─── EXERCISE INPUT ───
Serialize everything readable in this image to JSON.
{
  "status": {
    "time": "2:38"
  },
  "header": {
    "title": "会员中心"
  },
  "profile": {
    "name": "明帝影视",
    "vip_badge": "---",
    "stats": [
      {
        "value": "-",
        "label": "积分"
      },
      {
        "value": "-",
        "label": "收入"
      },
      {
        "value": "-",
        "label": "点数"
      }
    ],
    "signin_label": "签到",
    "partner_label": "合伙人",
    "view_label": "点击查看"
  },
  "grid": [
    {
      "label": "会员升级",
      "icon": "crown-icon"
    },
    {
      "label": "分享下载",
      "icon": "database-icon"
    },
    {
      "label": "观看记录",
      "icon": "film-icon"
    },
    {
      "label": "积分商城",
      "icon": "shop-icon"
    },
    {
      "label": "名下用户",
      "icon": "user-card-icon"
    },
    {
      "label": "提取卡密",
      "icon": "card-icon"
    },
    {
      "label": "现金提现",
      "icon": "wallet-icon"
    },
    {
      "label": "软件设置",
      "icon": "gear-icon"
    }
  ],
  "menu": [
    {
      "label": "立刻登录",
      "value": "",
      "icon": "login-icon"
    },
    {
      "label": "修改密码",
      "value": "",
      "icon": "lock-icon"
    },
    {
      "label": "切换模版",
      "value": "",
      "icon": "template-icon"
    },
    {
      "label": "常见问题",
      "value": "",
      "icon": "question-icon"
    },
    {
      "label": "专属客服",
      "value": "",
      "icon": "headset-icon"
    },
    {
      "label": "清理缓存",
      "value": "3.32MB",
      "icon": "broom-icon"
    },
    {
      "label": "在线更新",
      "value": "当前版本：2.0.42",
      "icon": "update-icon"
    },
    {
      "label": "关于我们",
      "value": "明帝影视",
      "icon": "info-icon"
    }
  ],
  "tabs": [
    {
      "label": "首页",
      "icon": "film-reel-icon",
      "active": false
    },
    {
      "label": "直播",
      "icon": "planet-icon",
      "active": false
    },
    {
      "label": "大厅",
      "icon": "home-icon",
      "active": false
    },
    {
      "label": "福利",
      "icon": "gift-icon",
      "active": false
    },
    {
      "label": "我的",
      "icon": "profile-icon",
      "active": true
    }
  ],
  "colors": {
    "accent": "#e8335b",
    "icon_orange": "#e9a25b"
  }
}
───
─── EXERCISE INPUT ───
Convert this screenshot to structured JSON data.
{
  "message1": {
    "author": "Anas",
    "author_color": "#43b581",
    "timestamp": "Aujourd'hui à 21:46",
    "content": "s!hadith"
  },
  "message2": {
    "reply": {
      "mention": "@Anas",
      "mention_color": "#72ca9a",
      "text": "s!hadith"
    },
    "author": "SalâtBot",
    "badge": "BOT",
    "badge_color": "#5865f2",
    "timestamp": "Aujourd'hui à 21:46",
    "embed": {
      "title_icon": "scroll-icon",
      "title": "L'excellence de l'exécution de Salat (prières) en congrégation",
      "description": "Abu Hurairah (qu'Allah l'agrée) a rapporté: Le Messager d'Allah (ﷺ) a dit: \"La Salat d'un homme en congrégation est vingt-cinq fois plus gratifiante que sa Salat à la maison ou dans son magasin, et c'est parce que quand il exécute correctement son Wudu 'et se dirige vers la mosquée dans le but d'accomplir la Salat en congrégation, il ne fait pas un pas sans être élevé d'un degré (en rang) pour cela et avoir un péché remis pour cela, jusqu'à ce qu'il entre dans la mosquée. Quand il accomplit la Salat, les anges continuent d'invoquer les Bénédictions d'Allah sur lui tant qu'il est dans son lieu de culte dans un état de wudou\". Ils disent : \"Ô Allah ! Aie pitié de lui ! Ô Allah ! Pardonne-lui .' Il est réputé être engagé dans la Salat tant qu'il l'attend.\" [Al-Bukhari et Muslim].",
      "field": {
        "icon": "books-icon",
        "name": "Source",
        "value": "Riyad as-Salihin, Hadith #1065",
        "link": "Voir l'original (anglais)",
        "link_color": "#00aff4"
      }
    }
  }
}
───
STATED GOAL ::
Read the entries above, then pull out the lines that include "this".

WRITTEN ANSWER ::
Serialize everything readable in this image to JSON.
Convert this screenshot to structured JSON data.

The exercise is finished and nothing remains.